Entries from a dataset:

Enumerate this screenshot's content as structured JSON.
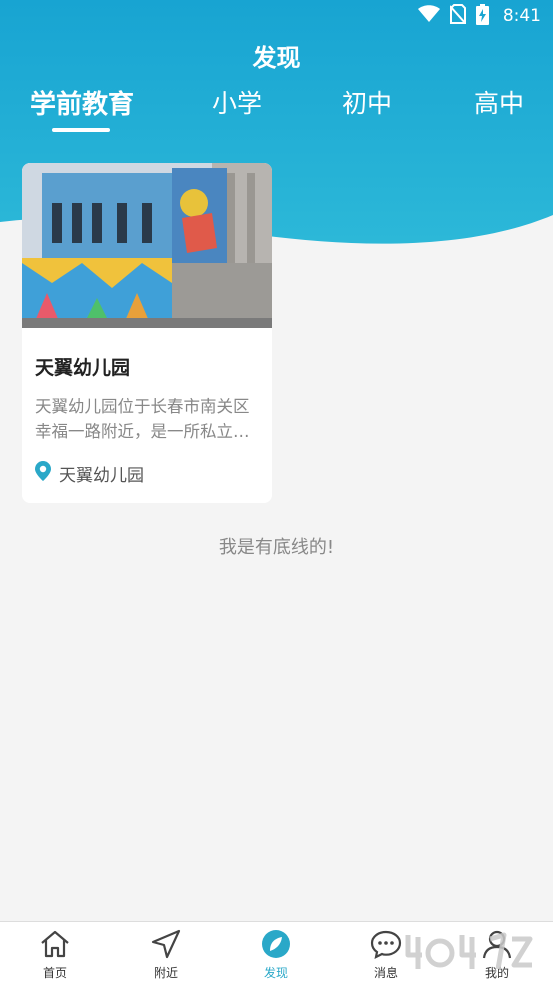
{
  "status_bar": {
    "time": "8:41"
  },
  "header": {
    "title": "发现"
  },
  "tabs": [
    {
      "label": "学前教育",
      "active": true
    },
    {
      "label": "小学",
      "active": false
    },
    {
      "label": "初中",
      "active": false
    },
    {
      "label": "高中",
      "active": false
    }
  ],
  "cards": [
    {
      "title": "天翼幼儿园",
      "description": "天翼幼儿园位于长春市南关区幸福一路附近，是一所私立…",
      "location": "天翼幼儿园"
    }
  ],
  "footer_note": "我是有底线的!",
  "bottom_nav": [
    {
      "label": "首页",
      "icon": "home-icon",
      "active": false
    },
    {
      "label": "附近",
      "icon": "navigation-arrow-icon",
      "active": false
    },
    {
      "label": "发现",
      "icon": "compass-icon",
      "active": true
    },
    {
      "label": "消息",
      "icon": "chat-bubble-icon",
      "active": false
    },
    {
      "label": "我的",
      "icon": "person-icon",
      "active": false
    }
  ],
  "colors": {
    "accent": "#2aa8c8",
    "header_top": "#1aa6d2",
    "header_bottom": "#28b6d6"
  }
}
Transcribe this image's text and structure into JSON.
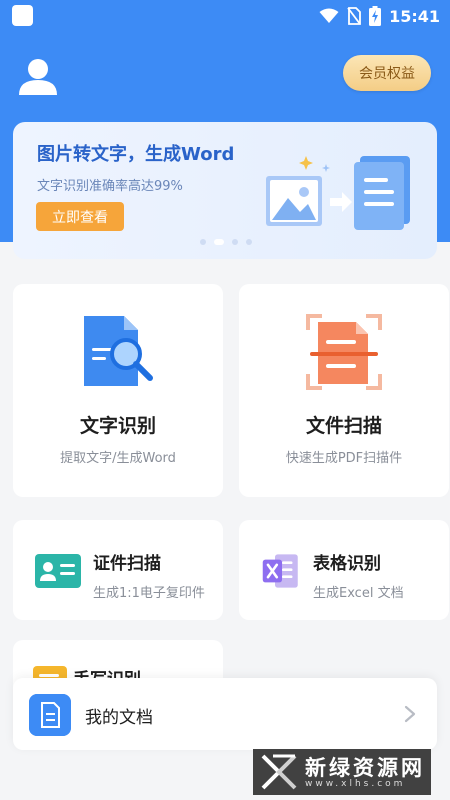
{
  "status_bar": {
    "time": "15:41",
    "icons": [
      "wifi-icon",
      "no-sim-icon",
      "battery-charging-icon"
    ]
  },
  "header": {
    "vip_label": "会员权益",
    "avatar_icon": "user-avatar-icon"
  },
  "banner": {
    "title": "图片转文字，生成Word",
    "subtitle": "文字识别准确率高达99%",
    "button_label": "立即查看",
    "page_count": 4,
    "active_page": 2
  },
  "tools": {
    "text_recognition": {
      "title": "文字识别",
      "desc": "提取文字/生成Word",
      "icon": "text-recognition-icon"
    },
    "doc_scan": {
      "title": "文件扫描",
      "desc": "快速生成PDF扫描件",
      "icon": "document-scan-icon"
    },
    "id_scan": {
      "title": "证件扫描",
      "desc": "生成1:1电子复印件",
      "icon": "id-card-icon"
    },
    "table_recognition": {
      "title": "表格识别",
      "desc": "生成Excel 文档",
      "icon": "excel-icon"
    },
    "handwriting": {
      "title": "手写识别",
      "icon": "handwriting-icon"
    }
  },
  "my_docs": {
    "label": "我的文档",
    "icon": "document-icon"
  },
  "watermark": {
    "text": "新绿资源网",
    "sub": "www.xlhs.com"
  },
  "colors": {
    "primary": "#3d8bf5",
    "accent_orange": "#f6a53a",
    "gold": "#f4cd86"
  }
}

Instructions for the task >> Copy each line in full and exactly, omitting any picture.

Solution >>
Enumerate this screenshot's content as structured JSON.
{
  "status_bar": {
    "time": "8:41"
  },
  "header": {
    "title": "发现"
  },
  "tabs": [
    {
      "label": "学前教育",
      "active": true
    },
    {
      "label": "小学",
      "active": false
    },
    {
      "label": "初中",
      "active": false
    },
    {
      "label": "高中",
      "active": false
    }
  ],
  "cards": [
    {
      "title": "天翼幼儿园",
      "description": "天翼幼儿园位于长春市南关区幸福一路附近，是一所私立…",
      "location": "天翼幼儿园"
    }
  ],
  "footer_note": "我是有底线的!",
  "bottom_nav": [
    {
      "label": "首页",
      "icon": "home-icon",
      "active": false
    },
    {
      "label": "附近",
      "icon": "navigation-arrow-icon",
      "active": false
    },
    {
      "label": "发现",
      "icon": "compass-icon",
      "active": true
    },
    {
      "label": "消息",
      "icon": "chat-bubble-icon",
      "active": false
    },
    {
      "label": "我的",
      "icon": "person-icon",
      "active": false
    }
  ],
  "colors": {
    "accent": "#2aa8c8",
    "header_top": "#1aa6d2",
    "header_bottom": "#28b6d6"
  }
}
Transcribe this image's text and structure into JSON.
{
  "status_bar": {
    "time": "15:41",
    "icons": [
      "wifi-icon",
      "no-sim-icon",
      "battery-charging-icon"
    ]
  },
  "header": {
    "vip_label": "会员权益",
    "avatar_icon": "user-avatar-icon"
  },
  "banner": {
    "title": "图片转文字，生成Word",
    "subtitle": "文字识别准确率高达99%",
    "button_label": "立即查看",
    "page_count": 4,
    "active_page": 2
  },
  "tools": {
    "text_recognition": {
      "title": "文字识别",
      "desc": "提取文字/生成Word",
      "icon": "text-recognition-icon"
    },
    "doc_scan": {
      "title": "文件扫描",
      "desc": "快速生成PDF扫描件",
      "icon": "document-scan-icon"
    },
    "id_scan": {
      "title": "证件扫描",
      "desc": "生成1:1电子复印件",
      "icon": "id-card-icon"
    },
    "table_recognition": {
      "title": "表格识别",
      "desc": "生成Excel 文档",
      "icon": "excel-icon"
    },
    "handwriting": {
      "title": "手写识别",
      "icon": "handwriting-icon"
    }
  },
  "my_docs": {
    "label": "我的文档",
    "icon": "document-icon"
  },
  "watermark": {
    "text": "新绿资源网",
    "sub": "www.xlhs.com"
  },
  "colors": {
    "primary": "#3d8bf5",
    "accent_orange": "#f6a53a",
    "gold": "#f4cd86"
  }
}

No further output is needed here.